Written request: Every line from the one holding "What's the underlying" through the one holding "Give me the" should be returned exactly, both included; the pictures should not.

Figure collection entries
▽
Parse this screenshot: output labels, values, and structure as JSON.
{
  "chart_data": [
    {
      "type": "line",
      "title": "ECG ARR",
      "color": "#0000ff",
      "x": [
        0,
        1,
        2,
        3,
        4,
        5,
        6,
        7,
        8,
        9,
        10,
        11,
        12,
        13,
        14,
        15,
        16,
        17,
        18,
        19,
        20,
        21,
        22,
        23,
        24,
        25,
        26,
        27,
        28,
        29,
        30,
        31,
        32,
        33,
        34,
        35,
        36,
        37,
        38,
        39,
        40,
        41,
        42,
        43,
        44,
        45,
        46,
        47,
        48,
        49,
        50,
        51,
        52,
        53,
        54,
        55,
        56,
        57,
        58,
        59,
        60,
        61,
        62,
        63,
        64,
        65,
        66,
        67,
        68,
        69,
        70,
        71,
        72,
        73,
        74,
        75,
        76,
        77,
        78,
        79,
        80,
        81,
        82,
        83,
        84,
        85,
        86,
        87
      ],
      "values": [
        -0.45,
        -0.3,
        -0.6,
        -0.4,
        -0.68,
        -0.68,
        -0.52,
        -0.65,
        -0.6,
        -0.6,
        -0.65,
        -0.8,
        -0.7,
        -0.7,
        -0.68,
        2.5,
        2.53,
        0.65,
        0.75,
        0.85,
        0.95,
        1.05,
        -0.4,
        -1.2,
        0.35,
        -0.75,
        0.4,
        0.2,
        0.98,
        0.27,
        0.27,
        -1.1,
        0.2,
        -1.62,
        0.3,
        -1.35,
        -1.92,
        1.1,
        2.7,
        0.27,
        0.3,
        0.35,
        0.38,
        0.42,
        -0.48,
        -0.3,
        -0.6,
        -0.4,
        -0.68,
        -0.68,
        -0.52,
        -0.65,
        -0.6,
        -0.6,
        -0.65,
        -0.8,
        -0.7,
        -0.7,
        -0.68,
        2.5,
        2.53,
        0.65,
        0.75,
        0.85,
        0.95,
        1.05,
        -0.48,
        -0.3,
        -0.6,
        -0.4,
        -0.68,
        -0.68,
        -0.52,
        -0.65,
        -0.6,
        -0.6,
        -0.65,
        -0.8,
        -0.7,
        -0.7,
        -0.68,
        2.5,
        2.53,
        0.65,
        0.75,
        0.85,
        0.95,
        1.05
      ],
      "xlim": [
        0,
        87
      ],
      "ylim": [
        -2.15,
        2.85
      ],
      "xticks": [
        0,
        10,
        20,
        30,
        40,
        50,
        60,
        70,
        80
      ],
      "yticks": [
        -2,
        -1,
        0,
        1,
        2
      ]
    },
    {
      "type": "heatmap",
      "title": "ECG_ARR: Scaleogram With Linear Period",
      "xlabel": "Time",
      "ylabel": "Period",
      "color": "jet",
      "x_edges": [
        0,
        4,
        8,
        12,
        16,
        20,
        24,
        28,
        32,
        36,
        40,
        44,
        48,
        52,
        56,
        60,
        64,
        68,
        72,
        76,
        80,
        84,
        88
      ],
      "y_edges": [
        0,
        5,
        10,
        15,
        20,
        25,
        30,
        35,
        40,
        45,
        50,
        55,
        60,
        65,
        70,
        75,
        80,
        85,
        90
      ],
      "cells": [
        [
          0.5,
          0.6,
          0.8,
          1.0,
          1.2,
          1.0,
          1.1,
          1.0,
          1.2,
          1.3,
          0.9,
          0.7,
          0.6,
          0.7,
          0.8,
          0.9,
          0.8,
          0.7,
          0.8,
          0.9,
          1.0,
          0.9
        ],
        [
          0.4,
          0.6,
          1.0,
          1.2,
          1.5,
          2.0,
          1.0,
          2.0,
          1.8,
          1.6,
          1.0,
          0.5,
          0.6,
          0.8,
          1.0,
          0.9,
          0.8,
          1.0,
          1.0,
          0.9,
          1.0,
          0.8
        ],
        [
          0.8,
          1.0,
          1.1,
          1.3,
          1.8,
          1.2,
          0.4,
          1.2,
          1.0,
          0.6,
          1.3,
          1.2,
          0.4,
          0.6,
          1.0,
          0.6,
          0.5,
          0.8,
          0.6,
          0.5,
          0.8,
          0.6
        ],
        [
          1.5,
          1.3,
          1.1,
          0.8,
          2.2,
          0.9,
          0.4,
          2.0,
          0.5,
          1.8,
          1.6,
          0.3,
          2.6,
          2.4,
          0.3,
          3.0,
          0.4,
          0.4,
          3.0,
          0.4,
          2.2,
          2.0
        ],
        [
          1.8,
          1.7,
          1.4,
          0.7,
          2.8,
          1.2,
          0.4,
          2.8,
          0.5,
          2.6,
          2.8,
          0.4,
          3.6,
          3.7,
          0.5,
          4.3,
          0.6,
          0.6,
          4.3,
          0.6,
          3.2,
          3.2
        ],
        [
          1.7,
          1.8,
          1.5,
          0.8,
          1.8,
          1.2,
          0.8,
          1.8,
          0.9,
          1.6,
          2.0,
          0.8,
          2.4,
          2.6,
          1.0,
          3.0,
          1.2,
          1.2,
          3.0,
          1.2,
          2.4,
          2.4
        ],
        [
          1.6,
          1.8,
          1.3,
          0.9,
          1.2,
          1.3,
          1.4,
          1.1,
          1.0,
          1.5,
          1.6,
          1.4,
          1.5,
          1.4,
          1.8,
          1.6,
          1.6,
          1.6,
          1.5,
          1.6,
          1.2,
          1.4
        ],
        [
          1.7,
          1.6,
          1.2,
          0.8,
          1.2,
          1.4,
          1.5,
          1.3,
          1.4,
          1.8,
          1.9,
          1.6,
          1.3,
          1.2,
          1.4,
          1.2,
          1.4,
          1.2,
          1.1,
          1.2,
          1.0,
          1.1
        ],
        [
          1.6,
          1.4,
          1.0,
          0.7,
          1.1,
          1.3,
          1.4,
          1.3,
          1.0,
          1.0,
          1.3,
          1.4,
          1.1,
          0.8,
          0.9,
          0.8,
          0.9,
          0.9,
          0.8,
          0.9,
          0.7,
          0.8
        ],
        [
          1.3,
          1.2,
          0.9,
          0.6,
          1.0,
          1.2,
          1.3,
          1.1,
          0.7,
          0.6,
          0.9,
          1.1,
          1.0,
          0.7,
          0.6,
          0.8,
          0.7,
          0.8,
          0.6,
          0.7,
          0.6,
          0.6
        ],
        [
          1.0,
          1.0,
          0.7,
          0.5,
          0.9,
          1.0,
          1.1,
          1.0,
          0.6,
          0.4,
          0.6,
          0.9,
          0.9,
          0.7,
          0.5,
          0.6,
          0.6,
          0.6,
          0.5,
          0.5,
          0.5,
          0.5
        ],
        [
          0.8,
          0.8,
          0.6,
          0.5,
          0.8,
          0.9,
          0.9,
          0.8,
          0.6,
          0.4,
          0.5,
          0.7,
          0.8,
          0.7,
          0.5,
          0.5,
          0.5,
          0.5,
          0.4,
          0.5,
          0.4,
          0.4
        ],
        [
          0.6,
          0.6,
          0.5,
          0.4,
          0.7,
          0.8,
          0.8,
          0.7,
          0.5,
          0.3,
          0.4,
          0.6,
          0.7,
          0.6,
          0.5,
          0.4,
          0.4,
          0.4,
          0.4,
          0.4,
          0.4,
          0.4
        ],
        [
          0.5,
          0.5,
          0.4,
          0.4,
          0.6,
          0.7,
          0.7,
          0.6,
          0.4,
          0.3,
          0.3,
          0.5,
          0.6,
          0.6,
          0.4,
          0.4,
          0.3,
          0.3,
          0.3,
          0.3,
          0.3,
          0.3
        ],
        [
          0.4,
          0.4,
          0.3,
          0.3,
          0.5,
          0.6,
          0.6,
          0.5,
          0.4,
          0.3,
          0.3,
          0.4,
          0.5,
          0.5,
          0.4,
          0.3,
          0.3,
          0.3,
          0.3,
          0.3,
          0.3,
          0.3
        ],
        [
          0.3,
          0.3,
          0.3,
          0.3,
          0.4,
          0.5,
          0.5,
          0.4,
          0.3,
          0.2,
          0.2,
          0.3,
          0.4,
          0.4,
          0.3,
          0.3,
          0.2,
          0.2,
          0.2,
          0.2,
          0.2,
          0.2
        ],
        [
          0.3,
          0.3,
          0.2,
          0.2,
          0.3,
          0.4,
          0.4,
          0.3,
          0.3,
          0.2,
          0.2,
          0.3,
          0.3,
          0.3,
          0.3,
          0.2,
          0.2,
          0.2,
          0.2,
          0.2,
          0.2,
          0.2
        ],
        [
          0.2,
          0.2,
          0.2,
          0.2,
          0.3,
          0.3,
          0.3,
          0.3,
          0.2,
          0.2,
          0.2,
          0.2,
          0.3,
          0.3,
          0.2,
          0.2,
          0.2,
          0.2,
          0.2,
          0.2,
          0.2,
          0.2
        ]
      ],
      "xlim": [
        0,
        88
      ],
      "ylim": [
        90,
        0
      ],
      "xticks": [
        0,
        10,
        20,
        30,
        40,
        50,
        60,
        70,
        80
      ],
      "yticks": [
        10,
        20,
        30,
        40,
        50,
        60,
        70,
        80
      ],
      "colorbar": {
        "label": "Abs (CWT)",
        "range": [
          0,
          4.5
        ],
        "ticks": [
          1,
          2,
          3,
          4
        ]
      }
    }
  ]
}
△
▽
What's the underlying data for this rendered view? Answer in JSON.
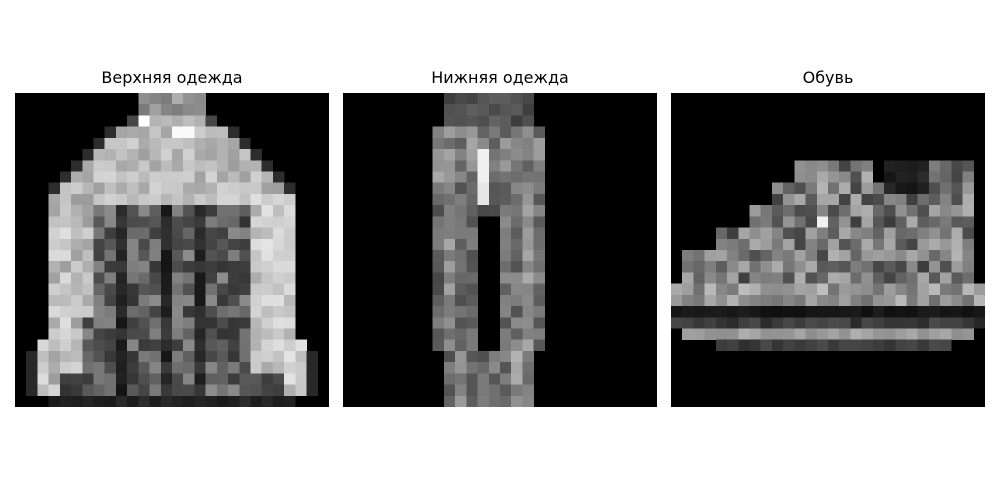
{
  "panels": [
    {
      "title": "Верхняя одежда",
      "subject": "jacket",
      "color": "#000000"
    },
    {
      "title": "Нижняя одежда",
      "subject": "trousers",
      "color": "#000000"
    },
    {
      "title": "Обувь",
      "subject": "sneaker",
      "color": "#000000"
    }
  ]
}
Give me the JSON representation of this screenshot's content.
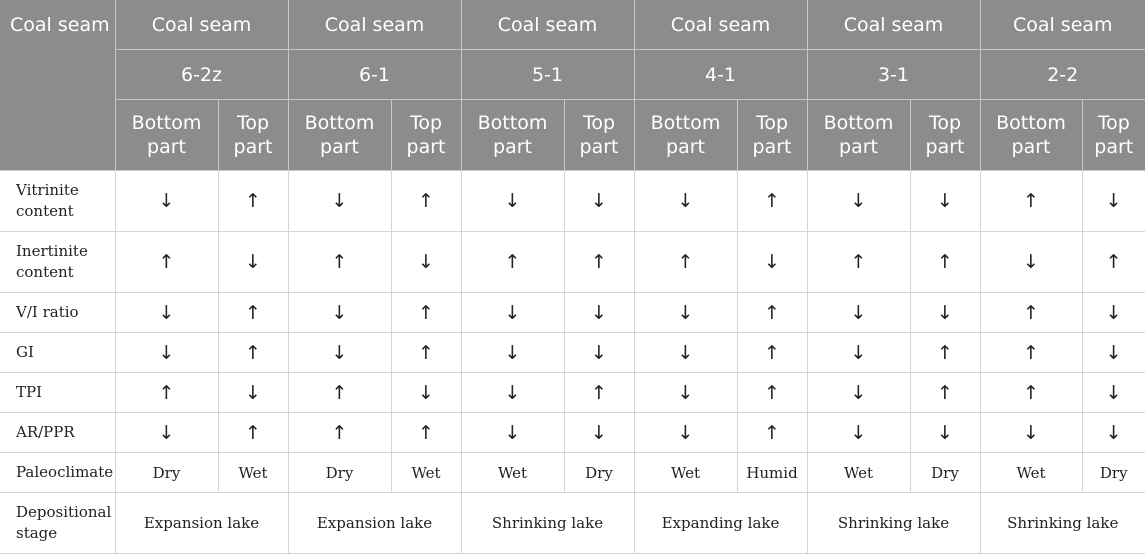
△
Solution to this problem:
What's the underlying data for this rendered view? Answer in JSON.
{
  "panels": [
    {
      "title": "Верхняя одежда",
      "subject": "jacket",
      "color": "#000000"
    },
    {
      "title": "Нижняя одежда",
      "subject": "trousers",
      "color": "#000000"
    },
    {
      "title": "Обувь",
      "subject": "sneaker",
      "color": "#000000"
    }
  ]
}
Give me the JSON representation of this screenshot's content.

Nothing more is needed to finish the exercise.